• _Aim_
Extract every line of the material that holds the string "weightlosshero".
····················
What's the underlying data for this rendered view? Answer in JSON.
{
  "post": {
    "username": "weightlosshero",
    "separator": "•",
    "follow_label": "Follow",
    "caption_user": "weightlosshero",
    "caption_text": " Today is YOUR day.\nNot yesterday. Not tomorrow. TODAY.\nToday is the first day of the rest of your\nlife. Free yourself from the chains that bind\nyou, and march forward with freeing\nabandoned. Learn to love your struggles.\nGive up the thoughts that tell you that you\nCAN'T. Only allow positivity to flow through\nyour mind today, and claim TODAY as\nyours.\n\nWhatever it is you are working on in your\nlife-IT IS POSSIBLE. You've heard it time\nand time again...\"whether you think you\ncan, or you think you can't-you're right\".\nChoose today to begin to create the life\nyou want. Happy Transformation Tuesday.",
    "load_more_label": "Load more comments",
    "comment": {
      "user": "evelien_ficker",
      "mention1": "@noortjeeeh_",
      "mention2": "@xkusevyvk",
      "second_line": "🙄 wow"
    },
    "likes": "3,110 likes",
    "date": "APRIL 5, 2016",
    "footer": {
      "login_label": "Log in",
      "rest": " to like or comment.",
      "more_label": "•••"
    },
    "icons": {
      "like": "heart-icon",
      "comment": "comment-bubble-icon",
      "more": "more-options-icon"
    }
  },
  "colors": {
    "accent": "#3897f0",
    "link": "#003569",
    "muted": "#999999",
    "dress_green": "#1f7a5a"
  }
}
····················
• _Problem solution_
    "username": "weightlosshero",
    "caption_user": "weightlosshero",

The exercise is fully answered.